-- start Input records --

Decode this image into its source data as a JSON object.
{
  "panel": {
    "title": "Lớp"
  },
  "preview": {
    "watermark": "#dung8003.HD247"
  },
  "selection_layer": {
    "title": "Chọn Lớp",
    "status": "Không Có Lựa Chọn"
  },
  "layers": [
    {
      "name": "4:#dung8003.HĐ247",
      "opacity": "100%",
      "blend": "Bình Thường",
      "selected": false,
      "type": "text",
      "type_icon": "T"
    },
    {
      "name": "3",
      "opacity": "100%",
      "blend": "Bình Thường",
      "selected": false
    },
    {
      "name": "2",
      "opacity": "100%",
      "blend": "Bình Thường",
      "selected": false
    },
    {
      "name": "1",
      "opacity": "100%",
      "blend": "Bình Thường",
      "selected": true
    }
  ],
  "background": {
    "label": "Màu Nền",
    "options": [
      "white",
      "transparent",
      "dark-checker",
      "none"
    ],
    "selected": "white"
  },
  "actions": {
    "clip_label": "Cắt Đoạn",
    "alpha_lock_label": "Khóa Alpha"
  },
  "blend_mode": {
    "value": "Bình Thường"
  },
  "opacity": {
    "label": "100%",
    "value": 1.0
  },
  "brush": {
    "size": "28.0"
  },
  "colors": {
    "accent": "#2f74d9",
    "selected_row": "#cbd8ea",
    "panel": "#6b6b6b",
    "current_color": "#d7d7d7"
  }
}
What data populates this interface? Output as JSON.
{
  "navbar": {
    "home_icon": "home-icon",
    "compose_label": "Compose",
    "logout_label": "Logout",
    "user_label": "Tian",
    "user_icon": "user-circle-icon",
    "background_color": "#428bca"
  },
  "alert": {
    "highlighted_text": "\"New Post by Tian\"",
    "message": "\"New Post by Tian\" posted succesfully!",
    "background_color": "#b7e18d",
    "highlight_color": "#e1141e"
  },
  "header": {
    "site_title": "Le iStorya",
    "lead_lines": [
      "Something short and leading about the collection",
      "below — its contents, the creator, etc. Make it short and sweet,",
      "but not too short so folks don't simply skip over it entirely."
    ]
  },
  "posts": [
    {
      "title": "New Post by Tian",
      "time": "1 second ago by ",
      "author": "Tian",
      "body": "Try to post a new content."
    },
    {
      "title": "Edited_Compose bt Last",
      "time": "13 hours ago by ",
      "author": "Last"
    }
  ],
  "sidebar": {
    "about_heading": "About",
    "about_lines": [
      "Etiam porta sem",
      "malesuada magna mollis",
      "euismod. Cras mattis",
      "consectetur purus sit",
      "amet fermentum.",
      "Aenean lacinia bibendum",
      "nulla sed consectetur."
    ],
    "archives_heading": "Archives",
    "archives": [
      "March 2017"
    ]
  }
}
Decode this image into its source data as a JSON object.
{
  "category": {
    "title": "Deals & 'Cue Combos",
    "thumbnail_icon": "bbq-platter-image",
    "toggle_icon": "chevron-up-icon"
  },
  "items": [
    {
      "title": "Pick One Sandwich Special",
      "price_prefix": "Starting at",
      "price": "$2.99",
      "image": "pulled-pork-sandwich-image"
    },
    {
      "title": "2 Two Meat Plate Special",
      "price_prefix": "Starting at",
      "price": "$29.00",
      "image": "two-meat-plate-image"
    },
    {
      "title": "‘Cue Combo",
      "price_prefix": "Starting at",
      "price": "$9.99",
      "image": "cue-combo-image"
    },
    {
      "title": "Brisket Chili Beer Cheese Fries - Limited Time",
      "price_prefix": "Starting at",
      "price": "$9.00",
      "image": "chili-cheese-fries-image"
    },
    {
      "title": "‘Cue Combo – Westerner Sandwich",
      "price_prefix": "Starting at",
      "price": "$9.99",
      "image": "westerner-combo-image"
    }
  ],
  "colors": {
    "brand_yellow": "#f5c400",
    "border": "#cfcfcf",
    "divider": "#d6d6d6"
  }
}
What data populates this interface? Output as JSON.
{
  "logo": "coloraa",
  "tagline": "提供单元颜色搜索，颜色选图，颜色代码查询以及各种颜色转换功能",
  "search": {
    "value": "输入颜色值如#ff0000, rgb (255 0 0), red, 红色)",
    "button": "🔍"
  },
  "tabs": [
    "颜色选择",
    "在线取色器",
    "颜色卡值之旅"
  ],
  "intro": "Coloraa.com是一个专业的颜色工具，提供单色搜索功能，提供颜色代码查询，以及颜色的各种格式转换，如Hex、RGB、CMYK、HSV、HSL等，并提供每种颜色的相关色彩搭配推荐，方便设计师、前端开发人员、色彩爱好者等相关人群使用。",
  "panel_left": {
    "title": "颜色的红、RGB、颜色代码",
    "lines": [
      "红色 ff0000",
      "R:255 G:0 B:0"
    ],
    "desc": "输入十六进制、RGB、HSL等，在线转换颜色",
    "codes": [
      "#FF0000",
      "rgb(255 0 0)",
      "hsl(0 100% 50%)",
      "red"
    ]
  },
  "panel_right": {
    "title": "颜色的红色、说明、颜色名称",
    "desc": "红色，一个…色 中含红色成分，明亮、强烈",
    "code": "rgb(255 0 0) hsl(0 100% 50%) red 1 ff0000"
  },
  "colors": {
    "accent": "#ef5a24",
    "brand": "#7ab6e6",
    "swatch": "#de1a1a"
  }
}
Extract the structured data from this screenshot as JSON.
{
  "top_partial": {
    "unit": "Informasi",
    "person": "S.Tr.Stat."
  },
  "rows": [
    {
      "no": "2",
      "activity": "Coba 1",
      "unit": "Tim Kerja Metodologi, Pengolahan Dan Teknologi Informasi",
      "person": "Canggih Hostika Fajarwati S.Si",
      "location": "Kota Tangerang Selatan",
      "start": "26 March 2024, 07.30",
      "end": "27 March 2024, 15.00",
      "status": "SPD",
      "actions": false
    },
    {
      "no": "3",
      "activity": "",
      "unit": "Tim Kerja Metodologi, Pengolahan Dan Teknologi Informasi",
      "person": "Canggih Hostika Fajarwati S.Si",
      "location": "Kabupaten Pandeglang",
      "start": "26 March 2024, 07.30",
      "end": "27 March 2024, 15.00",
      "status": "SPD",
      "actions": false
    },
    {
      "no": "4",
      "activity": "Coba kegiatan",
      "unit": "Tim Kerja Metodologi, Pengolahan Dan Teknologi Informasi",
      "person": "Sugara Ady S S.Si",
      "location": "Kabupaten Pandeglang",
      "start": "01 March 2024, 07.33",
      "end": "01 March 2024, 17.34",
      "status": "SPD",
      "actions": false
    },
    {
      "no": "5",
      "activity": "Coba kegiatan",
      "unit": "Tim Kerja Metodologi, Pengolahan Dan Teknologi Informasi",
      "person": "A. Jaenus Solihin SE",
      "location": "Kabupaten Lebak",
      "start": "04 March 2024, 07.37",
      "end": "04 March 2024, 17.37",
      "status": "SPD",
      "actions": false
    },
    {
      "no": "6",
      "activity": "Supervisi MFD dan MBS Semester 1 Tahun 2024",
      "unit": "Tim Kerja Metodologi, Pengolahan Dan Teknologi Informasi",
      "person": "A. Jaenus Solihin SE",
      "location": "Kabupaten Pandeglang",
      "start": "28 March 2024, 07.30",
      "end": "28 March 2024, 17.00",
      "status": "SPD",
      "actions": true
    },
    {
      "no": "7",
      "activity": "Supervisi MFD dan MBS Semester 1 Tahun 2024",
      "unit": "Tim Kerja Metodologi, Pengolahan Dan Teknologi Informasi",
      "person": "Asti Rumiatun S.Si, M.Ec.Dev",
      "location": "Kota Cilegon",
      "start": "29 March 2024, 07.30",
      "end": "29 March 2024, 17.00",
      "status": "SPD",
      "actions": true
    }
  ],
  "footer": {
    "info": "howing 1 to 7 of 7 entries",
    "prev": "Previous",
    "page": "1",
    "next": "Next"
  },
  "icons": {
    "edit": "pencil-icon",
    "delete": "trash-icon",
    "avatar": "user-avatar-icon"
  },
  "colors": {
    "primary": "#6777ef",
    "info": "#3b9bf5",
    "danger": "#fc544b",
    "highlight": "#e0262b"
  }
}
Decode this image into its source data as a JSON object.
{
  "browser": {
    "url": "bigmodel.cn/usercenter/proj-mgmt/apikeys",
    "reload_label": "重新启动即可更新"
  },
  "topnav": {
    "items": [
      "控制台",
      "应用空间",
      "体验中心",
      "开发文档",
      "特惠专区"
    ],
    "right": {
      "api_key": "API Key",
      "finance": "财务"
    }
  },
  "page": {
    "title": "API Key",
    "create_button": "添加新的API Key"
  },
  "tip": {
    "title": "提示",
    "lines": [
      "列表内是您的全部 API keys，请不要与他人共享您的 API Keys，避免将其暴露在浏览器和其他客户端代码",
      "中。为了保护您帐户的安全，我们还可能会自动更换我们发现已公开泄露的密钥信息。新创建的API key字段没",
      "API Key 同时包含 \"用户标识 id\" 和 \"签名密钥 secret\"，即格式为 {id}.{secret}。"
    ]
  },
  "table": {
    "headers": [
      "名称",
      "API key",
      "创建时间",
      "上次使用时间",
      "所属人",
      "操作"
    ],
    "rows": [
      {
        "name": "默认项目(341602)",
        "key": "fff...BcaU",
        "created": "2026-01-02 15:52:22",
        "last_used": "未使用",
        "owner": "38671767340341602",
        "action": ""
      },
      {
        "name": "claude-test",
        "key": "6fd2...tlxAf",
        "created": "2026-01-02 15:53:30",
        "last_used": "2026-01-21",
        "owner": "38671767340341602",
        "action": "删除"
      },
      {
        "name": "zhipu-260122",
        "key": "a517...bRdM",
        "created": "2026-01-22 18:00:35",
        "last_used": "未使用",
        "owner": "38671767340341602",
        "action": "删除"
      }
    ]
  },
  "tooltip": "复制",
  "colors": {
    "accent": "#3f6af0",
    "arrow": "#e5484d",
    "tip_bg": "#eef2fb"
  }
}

-- end Input records --

* [Problem] Some lines of the data may hold the word "Chọn". Say how many do, with nothing else.

* [Expected output] 2